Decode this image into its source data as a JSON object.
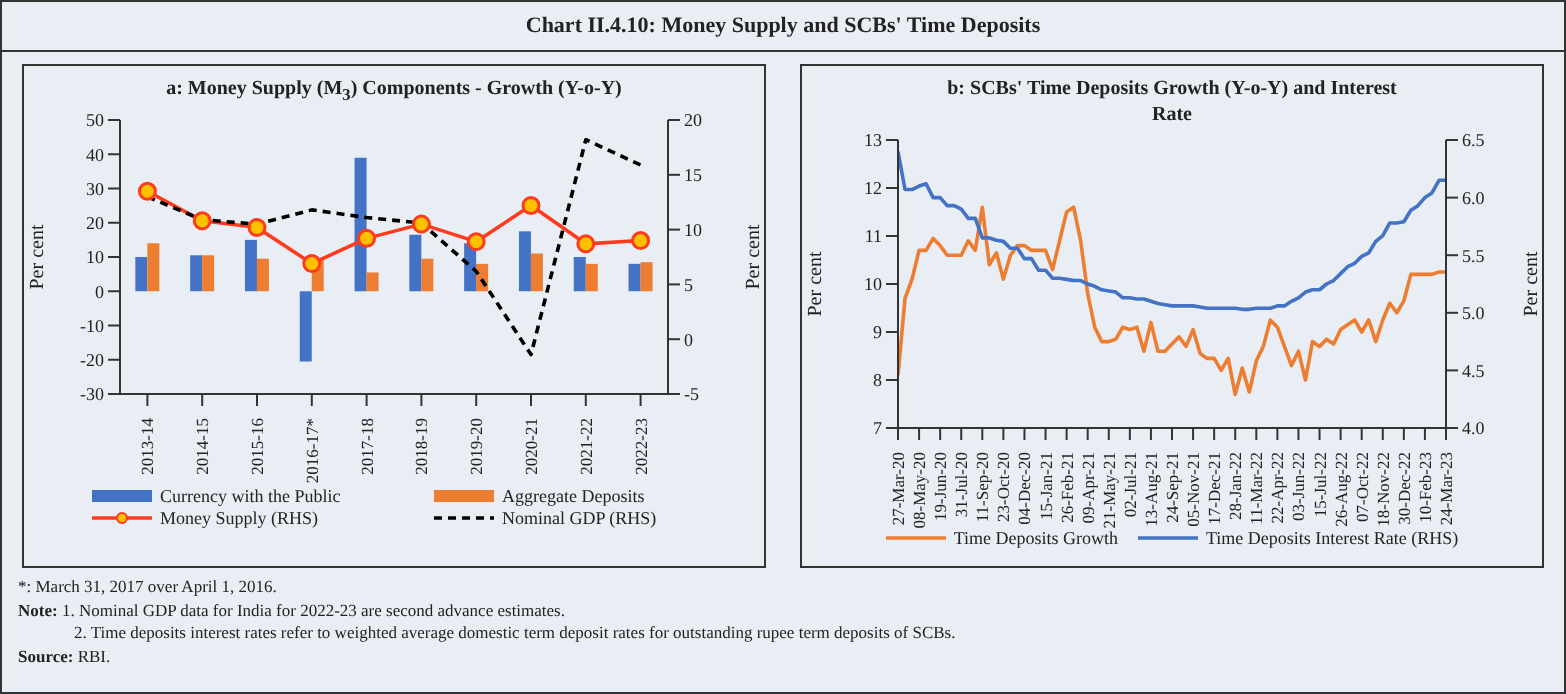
{
  "chart_data": [
    {
      "type": "bar",
      "title": "a: Money Supply (M$_{3}$) Components - Growth (Y-o-Y)",
      "ylabel": "Per cent",
      "y2label": "Per cent",
      "categories": [
        "2013-14",
        "2014-15",
        "2015-16",
        "2016-17*",
        "2017-18",
        "2018-19",
        "2019-20",
        "2020-21",
        "2021-22",
        "2022-23"
      ],
      "series": [
        {
          "name": "Currency with the Public",
          "color": "#4472c4",
          "values": [
            10,
            10.5,
            15,
            -20.5,
            39,
            16.5,
            14,
            17.5,
            10,
            8
          ]
        },
        {
          "name": "Aggregate Deposits",
          "color": "#ed7d31",
          "values": [
            14,
            10.5,
            9.5,
            9,
            5.5,
            9.5,
            8,
            11,
            8,
            8.5
          ]
        },
        {
          "name": "Money Supply (RHS)",
          "type": "line",
          "axis": "y2",
          "color": "#ff3b1f",
          "marker": "circle",
          "line_style": "solid",
          "values": [
            13.5,
            10.8,
            10.2,
            6.9,
            9.2,
            10.5,
            8.9,
            12.2,
            8.7,
            9.0
          ]
        },
        {
          "name": "Nominal GDP (RHS)",
          "type": "line",
          "axis": "y2",
          "color": "#000000",
          "marker": "none",
          "line_style": "dashed",
          "values": [
            13,
            10.9,
            10.5,
            11.8,
            11.1,
            10.6,
            6.2,
            -1.4,
            18.2,
            15.9
          ]
        }
      ],
      "ylim": [
        -30,
        50
      ],
      "yticks": [
        -30,
        -20,
        -10,
        0,
        10,
        20,
        30,
        40,
        50
      ],
      "y2lim": [
        -5,
        20
      ],
      "y2ticks": [
        -5,
        0,
        5,
        10,
        15,
        20
      ],
      "legend": "bottom",
      "annotations": [
        "Chart II.4.10: Money Supply and SCBs' Time Deposits",
        "*: March 31, 2017 over April 1, 2016."
      ]
    },
    {
      "type": "line",
      "title": "b: SCBs' Time Deposits Growth (Y-o-Y) and Interest Rate",
      "ylabel": "Per cent",
      "y2label": "Per cent",
      "x": [
        "2020-03-27",
        "2020-04-10",
        "2020-04-24",
        "2020-05-08",
        "2020-05-22",
        "2020-06-05",
        "2020-06-19",
        "2020-07-03",
        "2020-07-17",
        "2020-07-31",
        "2020-08-14",
        "2020-08-28",
        "2020-09-11",
        "2020-09-25",
        "2020-10-09",
        "2020-10-23",
        "2020-11-06",
        "2020-11-20",
        "2020-12-04",
        "2020-12-18",
        "2021-01-01",
        "2021-01-15",
        "2021-01-29",
        "2021-02-12",
        "2021-02-26",
        "2021-03-12",
        "2021-03-26",
        "2021-04-09",
        "2021-04-23",
        "2021-05-07",
        "2021-05-21",
        "2021-06-04",
        "2021-06-18",
        "2021-07-02",
        "2021-07-16",
        "2021-07-30",
        "2021-08-13",
        "2021-08-27",
        "2021-09-10",
        "2021-09-24",
        "2021-10-08",
        "2021-10-22",
        "2021-11-05",
        "2021-11-19",
        "2021-12-03",
        "2021-12-17",
        "2021-12-31",
        "2022-01-14",
        "2022-01-28",
        "2022-02-11",
        "2022-02-25",
        "2022-03-11",
        "2022-03-25",
        "2022-04-08",
        "2022-04-22",
        "2022-05-06",
        "2022-05-20",
        "2022-06-03",
        "2022-06-17",
        "2022-07-01",
        "2022-07-15",
        "2022-07-29",
        "2022-08-12",
        "2022-08-26",
        "2022-09-09",
        "2022-09-23",
        "2022-10-07",
        "2022-10-21",
        "2022-11-04",
        "2022-11-18",
        "2022-12-02",
        "2022-12-16",
        "2022-12-30",
        "2023-01-13",
        "2023-01-27",
        "2023-02-10",
        "2023-02-24",
        "2023-03-10",
        "2023-03-24"
      ],
      "series": [
        {
          "name": "Time Deposits Growth",
          "color": "#ed7d31",
          "values": [
            8.1,
            9.7,
            10.1,
            10.7,
            10.7,
            10.95,
            10.8,
            10.6,
            10.6,
            10.6,
            10.9,
            10.7,
            11.6,
            10.4,
            10.65,
            10.1,
            10.6,
            10.8,
            10.8,
            10.7,
            10.7,
            10.7,
            10.3,
            10.9,
            11.5,
            11.6,
            10.9,
            9.8,
            9.1,
            8.8,
            8.8,
            8.85,
            9.1,
            9.05,
            9.1,
            8.6,
            9.2,
            8.6,
            8.6,
            8.75,
            8.9,
            8.7,
            9.05,
            8.55,
            8.45,
            8.45,
            8.2,
            8.45,
            7.7,
            8.25,
            7.75,
            8.4,
            8.7,
            9.25,
            9.1,
            8.7,
            8.3,
            8.6,
            8.0,
            8.8,
            8.7,
            8.85,
            8.75,
            9.05,
            9.15,
            9.25,
            9.0,
            9.25,
            8.8,
            9.25,
            9.6,
            9.4,
            9.65,
            10.2,
            10.2,
            10.2,
            10.2,
            10.25,
            10.25
          ]
        },
        {
          "name": "Time Deposits Interest Rate (RHS)",
          "color": "#4472c4",
          "axis": "y2",
          "values": [
            6.4,
            6.07,
            6.07,
            6.1,
            6.12,
            6.0,
            6.0,
            5.93,
            5.93,
            5.9,
            5.82,
            5.82,
            5.65,
            5.65,
            5.63,
            5.62,
            5.56,
            5.56,
            5.47,
            5.47,
            5.37,
            5.37,
            5.3,
            5.3,
            5.29,
            5.28,
            5.28,
            5.25,
            5.23,
            5.2,
            5.19,
            5.18,
            5.13,
            5.13,
            5.12,
            5.12,
            5.1,
            5.08,
            5.07,
            5.06,
            5.06,
            5.06,
            5.06,
            5.05,
            5.04,
            5.04,
            5.04,
            5.04,
            5.04,
            5.03,
            5.03,
            5.04,
            5.04,
            5.04,
            5.06,
            5.06,
            5.1,
            5.13,
            5.18,
            5.2,
            5.2,
            5.25,
            5.28,
            5.34,
            5.4,
            5.43,
            5.49,
            5.52,
            5.62,
            5.67,
            5.78,
            5.78,
            5.79,
            5.89,
            5.93,
            6.0,
            6.04,
            6.15,
            6.15
          ]
        }
      ],
      "xlim": [
        "2020-03-27",
        "2023-03-24"
      ],
      "xticks": [
        {
          "value": "2020-03-27",
          "label": "27-Mar-20"
        },
        {
          "value": "2020-05-08",
          "label": "08-May-20"
        },
        {
          "value": "2020-06-19",
          "label": "19-Jun-20"
        },
        {
          "value": "2020-07-31",
          "label": "31-Jul-20"
        },
        {
          "value": "2020-09-11",
          "label": "11-Sep-20"
        },
        {
          "value": "2020-10-23",
          "label": "23-Oct-20"
        },
        {
          "value": "2020-12-04",
          "label": "04-Dec-20"
        },
        {
          "value": "2021-01-15",
          "label": "15-Jan-21"
        },
        {
          "value": "2021-02-26",
          "label": "26-Feb-21"
        },
        {
          "value": "2021-04-09",
          "label": "09-Apr-21"
        },
        {
          "value": "2021-05-21",
          "label": "21-May-21"
        },
        {
          "value": "2021-07-02",
          "label": "02-Jul-21"
        },
        {
          "value": "2021-08-13",
          "label": "13-Aug-21"
        },
        {
          "value": "2021-09-24",
          "label": "24-Sep-21"
        },
        {
          "value": "2021-11-05",
          "label": "05-Nov-21"
        },
        {
          "value": "2021-12-17",
          "label": "17-Dec-21"
        },
        {
          "value": "2022-01-28",
          "label": "28-Jan-22"
        },
        {
          "value": "2022-03-11",
          "label": "11-Mar-22"
        },
        {
          "value": "2022-04-22",
          "label": "22-Apr-22"
        },
        {
          "value": "2022-06-03",
          "label": "03-Jun-22"
        },
        {
          "value": "2022-07-15",
          "label": "15-Jul-22"
        },
        {
          "value": "2022-08-26",
          "label": "26-Aug-22"
        },
        {
          "value": "2022-10-07",
          "label": "07-Oct-22"
        },
        {
          "value": "2022-11-18",
          "label": "18-Nov-22"
        },
        {
          "value": "2022-12-30",
          "label": "30-Dec-22"
        },
        {
          "value": "2023-02-10",
          "label": "10-Feb-23"
        },
        {
          "value": "2023-03-24",
          "label": "24-Mar-23"
        }
      ],
      "ylim": [
        7,
        13
      ],
      "yticks": [
        7,
        8,
        9,
        10,
        11,
        12,
        13
      ],
      "y2lim": [
        4,
        6.5
      ],
      "y2ticks": [
        {
          "value": 4,
          "label": "4.0"
        },
        {
          "value": 4.5,
          "label": "4.5"
        },
        {
          "value": 5,
          "label": "5.0"
        },
        {
          "value": 5.5,
          "label": "5.5"
        },
        {
          "value": 6,
          "label": "6.0"
        },
        {
          "value": 6.5,
          "label": "6.5"
        }
      ],
      "legend": "bottom",
      "marker": "none",
      "line_style": "solid",
      "annotations": [
        "Note: 1. Nominal GDP data for India for 2022-23 are second advance estimates.",
        "2. Time deposits interest rates refer to weighted average domestic term deposit rates for outstanding rupee term deposits of SCBs.",
        "Source: RBI."
      ]
    }
  ]
}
------------------------------------------------------------------------
▶ _Exercise task_:
Find the lines above holding the word "name" and show them.

▶ _Expected output_:
          "name": "Currency with the Public",
          "name": "Aggregate Deposits",
          "name": "Money Supply (RHS)",
          "name": "Nominal GDP (RHS)",
          "name": "Time Deposits Growth",
          "name": "Time Deposits Interest Rate (RHS)",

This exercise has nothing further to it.